Transcribe the records below exactly.

= = = =

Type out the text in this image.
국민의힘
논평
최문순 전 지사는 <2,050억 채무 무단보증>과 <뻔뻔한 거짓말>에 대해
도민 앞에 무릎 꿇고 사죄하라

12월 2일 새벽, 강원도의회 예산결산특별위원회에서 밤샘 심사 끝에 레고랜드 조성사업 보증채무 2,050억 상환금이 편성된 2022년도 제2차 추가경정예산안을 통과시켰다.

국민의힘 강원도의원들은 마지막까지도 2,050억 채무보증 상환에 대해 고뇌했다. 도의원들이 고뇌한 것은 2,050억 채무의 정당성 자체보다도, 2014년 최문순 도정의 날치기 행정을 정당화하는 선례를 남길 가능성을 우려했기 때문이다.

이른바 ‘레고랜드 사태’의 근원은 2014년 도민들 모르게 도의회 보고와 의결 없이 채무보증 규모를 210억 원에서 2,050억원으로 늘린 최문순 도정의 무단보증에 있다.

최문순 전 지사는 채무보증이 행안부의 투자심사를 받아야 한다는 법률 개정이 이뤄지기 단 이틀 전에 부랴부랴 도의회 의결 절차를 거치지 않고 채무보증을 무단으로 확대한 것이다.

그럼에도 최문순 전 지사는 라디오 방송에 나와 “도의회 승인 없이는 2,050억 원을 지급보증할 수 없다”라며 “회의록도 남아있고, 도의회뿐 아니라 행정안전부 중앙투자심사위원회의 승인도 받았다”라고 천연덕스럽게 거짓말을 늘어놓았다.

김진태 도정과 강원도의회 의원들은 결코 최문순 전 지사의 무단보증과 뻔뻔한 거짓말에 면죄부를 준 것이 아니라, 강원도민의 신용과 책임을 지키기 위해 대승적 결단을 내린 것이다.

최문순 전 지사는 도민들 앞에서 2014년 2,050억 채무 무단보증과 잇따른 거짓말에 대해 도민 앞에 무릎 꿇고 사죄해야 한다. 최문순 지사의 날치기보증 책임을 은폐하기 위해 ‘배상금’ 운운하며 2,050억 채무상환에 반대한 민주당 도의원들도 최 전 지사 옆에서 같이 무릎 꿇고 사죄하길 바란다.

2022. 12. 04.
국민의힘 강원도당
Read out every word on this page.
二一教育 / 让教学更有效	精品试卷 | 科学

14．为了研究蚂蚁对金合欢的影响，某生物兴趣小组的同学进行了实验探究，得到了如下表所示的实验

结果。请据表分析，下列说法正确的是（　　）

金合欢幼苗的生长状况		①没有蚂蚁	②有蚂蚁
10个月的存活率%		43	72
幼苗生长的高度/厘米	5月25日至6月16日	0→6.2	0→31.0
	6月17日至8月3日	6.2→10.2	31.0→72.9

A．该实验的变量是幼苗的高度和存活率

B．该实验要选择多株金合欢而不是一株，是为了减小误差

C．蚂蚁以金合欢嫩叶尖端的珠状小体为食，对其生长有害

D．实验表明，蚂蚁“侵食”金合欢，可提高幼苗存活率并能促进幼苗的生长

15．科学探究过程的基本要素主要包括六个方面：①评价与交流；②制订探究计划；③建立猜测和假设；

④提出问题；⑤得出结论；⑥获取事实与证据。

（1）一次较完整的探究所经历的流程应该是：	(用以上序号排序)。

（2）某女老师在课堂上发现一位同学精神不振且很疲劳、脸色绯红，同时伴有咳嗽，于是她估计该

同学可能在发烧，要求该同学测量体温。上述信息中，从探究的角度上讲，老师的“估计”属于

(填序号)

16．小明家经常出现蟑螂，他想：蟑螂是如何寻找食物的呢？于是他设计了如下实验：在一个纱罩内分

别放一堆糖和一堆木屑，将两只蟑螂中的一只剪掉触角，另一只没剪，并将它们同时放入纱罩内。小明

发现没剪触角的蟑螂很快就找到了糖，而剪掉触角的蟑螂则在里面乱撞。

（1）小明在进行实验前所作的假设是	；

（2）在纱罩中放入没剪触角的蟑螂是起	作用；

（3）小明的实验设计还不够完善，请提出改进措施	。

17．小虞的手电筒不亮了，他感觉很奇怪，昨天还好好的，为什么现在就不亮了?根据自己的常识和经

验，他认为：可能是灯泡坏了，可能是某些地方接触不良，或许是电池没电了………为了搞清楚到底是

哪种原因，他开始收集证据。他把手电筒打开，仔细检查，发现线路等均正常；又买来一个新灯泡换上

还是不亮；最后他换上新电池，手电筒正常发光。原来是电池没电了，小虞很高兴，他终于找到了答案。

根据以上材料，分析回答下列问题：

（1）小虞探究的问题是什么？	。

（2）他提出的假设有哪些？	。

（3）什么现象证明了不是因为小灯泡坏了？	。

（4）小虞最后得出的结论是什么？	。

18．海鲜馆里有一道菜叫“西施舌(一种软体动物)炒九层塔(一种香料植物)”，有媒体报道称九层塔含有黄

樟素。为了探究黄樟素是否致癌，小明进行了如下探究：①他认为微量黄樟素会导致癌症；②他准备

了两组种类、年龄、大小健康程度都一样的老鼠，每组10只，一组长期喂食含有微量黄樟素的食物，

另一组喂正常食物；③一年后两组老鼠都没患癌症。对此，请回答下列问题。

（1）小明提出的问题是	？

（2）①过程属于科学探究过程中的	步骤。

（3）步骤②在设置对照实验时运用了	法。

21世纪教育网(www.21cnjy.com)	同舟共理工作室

= = = =

* _Full answer_:
Type out the text in this image.
국민의힘
논평
최문순 전 지사는 <2,050억 채무 무단보증>과 <뻔뻔한 거짓말>에 대해
도민 앞에 무릎 꿇고 사죄하라

12월 2일 새벽, 강원도의회 예산결산특별위원회에서 밤샘 심사 끝에 레고랜드 조성사업 보증채무 2,050억 상환금이 편성된 2022년도 제2차 추가경정예산안을 통과시켰다.

국민의힘 강원도의원들은 마지막까지도 2,050억 채무보증 상환에 대해 고뇌했다. 도의원들이 고뇌한 것은 2,050억 채무의 정당성 자체보다도, 2014년 최문순 도정의 날치기 행정을 정당화하는 선례를 남길 가능성을 우려했기 때문이다.

이른바 ‘레고랜드 사태’의 근원은 2014년 도민들 모르게 도의회 보고와 의결 없이 채무보증 규모를 210억 원에서 2,050억원으로 늘린 최문순 도정의 무단보증에 있다.

최문순 전 지사는 채무보증이 행안부의 투자심사를 받아야 한다는 법률 개정이 이뤄지기 단 이틀 전에 부랴부랴 도의회 의결 절차를 거치지 않고 채무보증을 무단으로 확대한 것이다.

그럼에도 최문순 전 지사는 라디오 방송에 나와 “도의회 승인 없이는 2,050억 원을 지급보증할 수 없다”라며 “회의록도 남아있고, 도의회뿐 아니라 행정안전부 중앙투자심사위원회의 승인도 받았다”라고 천연덕스럽게 거짓말을 늘어놓았다.

김진태 도정과 강원도의회 의원들은 결코 최문순 전 지사의 무단보증과 뻔뻔한 거짓말에 면죄부를 준 것이 아니라, 강원도민의 신용과 책임을 지키기 위해 대승적 결단을 내린 것이다.

최문순 전 지사는 도민들 앞에서 2014년 2,050억 채무 무단보증과 잇따른 거짓말에 대해 도민 앞에 무릎 꿇고 사죄해야 한다. 최문순 지사의 날치기보증 책임을 은폐하기 위해 ‘배상금’ 운운하며 2,050억 채무상환에 반대한 민주당 도의원들도 최 전 지사 옆에서 같이 무릎 꿇고 사죄하길 바란다.

2022. 12. 04.
국민의힘 강원도당
Read out every word on this page.
二一教育 / 让教学更有效	精品试卷 | 科学

14．为了研究蚂蚁对金合欢的影响，某生物兴趣小组的同学进行了实验探究，得到了如下表所示的实验

结果。请据表分析，下列说法正确的是（　　）

金合欢幼苗的生长状况		①没有蚂蚁	②有蚂蚁
10个月的存活率%		43	72
幼苗生长的高度/厘米	5月25日至6月16日	0→6.2	0→31.0
	6月17日至8月3日	6.2→10.2	31.0→72.9

A．该实验的变量是幼苗的高度和存活率

B．该实验要选择多株金合欢而不是一株，是为了减小误差

C．蚂蚁以金合欢嫩叶尖端的珠状小体为食，对其生长有害

D．实验表明，蚂蚁“侵食”金合欢，可提高幼苗存活率并能促进幼苗的生长

15．科学探究过程的基本要素主要包括六个方面：①评价与交流；②制订探究计划；③建立猜测和假设；

④提出问题；⑤得出结论；⑥获取事实与证据。

（1）一次较完整的探究所经历的流程应该是：	(用以上序号排序)。

（2）某女老师在课堂上发现一位同学精神不振且很疲劳、脸色绯红，同时伴有咳嗽，于是她估计该

同学可能在发烧，要求该同学测量体温。上述信息中，从探究的角度上讲，老师的“估计”属于

(填序号)

16．小明家经常出现蟑螂，他想：蟑螂是如何寻找食物的呢？于是他设计了如下实验：在一个纱罩内分

别放一堆糖和一堆木屑，将两只蟑螂中的一只剪掉触角，另一只没剪，并将它们同时放入纱罩内。小明

发现没剪触角的蟑螂很快就找到了糖，而剪掉触角的蟑螂则在里面乱撞。

（1）小明在进行实验前所作的假设是	；

（2）在纱罩中放入没剪触角的蟑螂是起	作用；

（3）小明的实验设计还不够完善，请提出改进措施	。

17．小虞的手电筒不亮了，他感觉很奇怪，昨天还好好的，为什么现在就不亮了?根据自己的常识和经

验，他认为：可能是灯泡坏了，可能是某些地方接触不良，或许是电池没电了………为了搞清楚到底是

哪种原因，他开始收集证据。他把手电筒打开，仔细检查，发现线路等均正常；又买来一个新灯泡换上

还是不亮；最后他换上新电池，手电筒正常发光。原来是电池没电了，小虞很高兴，他终于找到了答案。

根据以上材料，分析回答下列问题：

（1）小虞探究的问题是什么？	。

（2）他提出的假设有哪些？	。

（3）什么现象证明了不是因为小灯泡坏了？	。

（4）小虞最后得出的结论是什么？	。

18．海鲜馆里有一道菜叫“西施舌(一种软体动物)炒九层塔(一种香料植物)”，有媒体报道称九层塔含有黄

樟素。为了探究黄樟素是否致癌，小明进行了如下探究：①他认为微量黄樟素会导致癌症；②他准备

了两组种类、年龄、大小健康程度都一样的老鼠，每组10只，一组长期喂食含有微量黄樟素的食物，

另一组喂正常食物；③一年后两组老鼠都没患癌症。对此，请回答下列问题。

（1）小明提出的问题是	？

（2）①过程属于科学探究过程中的	步骤。

（3）步骤②在设置对照实验时运用了	法。

21世纪教育网(www.21cnjy.com)	同舟共理工作室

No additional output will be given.